> Task instructions:
For the data that follows, report how many lines contain the word "title", and nothing else.

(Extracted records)
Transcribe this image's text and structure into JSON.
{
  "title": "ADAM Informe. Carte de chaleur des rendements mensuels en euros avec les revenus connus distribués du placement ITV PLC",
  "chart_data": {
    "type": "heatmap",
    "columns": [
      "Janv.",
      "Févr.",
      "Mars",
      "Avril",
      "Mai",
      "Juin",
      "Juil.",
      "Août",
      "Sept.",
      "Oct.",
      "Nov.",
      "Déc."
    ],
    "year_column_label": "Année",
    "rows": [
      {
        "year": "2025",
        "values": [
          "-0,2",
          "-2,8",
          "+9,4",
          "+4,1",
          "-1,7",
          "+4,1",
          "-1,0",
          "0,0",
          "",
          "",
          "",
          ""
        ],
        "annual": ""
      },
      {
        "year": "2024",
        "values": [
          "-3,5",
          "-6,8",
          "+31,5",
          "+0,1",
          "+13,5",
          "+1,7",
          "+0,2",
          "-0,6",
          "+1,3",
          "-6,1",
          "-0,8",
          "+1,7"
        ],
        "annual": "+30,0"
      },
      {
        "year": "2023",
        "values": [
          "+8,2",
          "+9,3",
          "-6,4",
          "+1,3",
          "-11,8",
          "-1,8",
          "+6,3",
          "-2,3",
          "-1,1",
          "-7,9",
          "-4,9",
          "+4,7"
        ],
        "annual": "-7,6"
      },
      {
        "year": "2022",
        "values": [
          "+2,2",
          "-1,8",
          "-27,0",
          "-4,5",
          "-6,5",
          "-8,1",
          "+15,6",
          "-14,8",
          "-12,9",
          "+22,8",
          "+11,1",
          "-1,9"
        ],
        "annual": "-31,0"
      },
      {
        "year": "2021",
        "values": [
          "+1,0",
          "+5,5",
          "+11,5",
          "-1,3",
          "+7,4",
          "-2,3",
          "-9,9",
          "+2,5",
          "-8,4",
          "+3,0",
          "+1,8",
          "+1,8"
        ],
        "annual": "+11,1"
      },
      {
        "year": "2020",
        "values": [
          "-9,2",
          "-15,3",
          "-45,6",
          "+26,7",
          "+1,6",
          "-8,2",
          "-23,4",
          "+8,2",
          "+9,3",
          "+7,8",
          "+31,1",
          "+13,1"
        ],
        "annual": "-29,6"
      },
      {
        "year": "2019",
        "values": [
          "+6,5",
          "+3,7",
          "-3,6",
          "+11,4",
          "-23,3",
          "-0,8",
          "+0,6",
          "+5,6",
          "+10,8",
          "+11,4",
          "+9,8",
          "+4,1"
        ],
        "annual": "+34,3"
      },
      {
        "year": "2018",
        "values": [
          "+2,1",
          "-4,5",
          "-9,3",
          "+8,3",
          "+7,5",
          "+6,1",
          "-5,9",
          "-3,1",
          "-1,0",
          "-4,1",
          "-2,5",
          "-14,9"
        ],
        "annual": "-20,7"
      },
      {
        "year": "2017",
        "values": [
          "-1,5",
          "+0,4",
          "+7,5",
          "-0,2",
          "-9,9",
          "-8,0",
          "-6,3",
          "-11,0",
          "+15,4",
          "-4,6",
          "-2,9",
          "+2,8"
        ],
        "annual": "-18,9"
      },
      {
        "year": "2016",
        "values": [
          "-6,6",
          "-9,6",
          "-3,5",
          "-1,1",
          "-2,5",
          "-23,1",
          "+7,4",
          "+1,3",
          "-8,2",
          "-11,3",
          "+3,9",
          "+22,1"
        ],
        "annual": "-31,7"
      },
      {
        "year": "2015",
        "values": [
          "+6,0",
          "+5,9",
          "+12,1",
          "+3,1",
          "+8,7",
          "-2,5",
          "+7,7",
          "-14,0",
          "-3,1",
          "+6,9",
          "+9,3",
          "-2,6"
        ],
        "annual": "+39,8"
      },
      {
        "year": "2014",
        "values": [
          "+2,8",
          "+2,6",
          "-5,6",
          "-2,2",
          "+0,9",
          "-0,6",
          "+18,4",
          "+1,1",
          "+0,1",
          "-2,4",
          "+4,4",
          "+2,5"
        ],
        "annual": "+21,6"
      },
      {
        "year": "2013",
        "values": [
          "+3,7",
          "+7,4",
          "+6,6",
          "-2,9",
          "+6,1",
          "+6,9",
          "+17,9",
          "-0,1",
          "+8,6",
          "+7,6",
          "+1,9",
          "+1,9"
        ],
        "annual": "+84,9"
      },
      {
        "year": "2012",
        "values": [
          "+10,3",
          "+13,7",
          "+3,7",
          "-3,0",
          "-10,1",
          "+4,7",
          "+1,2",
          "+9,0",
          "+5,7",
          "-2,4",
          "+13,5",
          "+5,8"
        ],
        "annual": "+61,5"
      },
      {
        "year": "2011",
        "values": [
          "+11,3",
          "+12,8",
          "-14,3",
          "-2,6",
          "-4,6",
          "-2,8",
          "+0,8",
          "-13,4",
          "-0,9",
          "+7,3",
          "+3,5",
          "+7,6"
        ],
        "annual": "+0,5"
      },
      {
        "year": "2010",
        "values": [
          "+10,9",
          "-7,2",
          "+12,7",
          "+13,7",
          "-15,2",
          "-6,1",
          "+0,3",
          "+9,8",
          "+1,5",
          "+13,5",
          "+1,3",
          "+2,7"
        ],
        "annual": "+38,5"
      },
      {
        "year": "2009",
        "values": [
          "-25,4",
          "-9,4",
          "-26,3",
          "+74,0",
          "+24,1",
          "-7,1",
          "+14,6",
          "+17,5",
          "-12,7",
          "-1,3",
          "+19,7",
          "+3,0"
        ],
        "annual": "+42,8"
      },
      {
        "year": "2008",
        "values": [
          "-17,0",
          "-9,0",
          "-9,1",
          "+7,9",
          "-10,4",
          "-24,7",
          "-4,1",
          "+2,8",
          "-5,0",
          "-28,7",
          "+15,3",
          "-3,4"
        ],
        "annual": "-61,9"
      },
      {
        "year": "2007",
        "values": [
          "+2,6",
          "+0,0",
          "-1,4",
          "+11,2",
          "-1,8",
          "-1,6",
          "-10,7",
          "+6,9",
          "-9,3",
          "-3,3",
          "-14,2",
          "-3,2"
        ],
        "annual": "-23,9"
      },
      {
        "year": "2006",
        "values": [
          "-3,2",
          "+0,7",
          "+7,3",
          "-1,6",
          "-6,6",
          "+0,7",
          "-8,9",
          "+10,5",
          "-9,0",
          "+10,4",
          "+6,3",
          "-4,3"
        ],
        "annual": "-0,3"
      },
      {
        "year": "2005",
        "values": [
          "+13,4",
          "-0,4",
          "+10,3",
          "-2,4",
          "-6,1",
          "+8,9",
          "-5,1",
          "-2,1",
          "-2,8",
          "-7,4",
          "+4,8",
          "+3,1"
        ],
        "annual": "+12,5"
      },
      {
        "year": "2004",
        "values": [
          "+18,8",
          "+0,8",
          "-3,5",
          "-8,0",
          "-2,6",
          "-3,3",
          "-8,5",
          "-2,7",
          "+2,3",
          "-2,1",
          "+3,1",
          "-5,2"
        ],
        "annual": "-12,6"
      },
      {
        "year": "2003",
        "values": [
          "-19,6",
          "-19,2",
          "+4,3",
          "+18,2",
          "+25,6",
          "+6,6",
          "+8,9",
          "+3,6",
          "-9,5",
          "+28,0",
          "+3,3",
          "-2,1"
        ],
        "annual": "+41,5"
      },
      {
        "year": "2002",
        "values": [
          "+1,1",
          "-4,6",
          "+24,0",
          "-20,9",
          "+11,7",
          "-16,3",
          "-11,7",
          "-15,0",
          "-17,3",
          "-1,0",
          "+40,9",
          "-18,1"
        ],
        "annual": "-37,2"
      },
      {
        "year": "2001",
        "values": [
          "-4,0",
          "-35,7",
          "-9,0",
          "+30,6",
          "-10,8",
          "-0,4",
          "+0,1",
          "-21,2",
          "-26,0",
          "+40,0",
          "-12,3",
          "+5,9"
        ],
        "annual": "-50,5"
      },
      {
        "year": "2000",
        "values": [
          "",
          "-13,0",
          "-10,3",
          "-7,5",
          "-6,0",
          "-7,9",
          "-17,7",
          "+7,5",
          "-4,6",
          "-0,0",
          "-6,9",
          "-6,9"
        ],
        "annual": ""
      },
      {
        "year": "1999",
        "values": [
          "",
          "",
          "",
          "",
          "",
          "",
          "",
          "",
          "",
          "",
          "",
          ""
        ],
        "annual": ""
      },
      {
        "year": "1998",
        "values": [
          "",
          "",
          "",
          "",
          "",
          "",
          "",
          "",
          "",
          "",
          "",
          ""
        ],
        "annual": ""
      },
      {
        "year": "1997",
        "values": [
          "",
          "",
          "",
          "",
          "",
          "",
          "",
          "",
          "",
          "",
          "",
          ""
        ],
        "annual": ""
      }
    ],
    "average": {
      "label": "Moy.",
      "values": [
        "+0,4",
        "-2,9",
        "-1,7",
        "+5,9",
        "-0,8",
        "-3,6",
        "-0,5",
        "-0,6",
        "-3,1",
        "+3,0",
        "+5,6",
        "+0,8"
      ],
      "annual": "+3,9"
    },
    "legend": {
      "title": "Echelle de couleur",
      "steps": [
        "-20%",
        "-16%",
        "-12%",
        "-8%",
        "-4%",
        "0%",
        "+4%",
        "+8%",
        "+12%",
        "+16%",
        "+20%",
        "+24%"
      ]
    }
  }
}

> Solution below:
2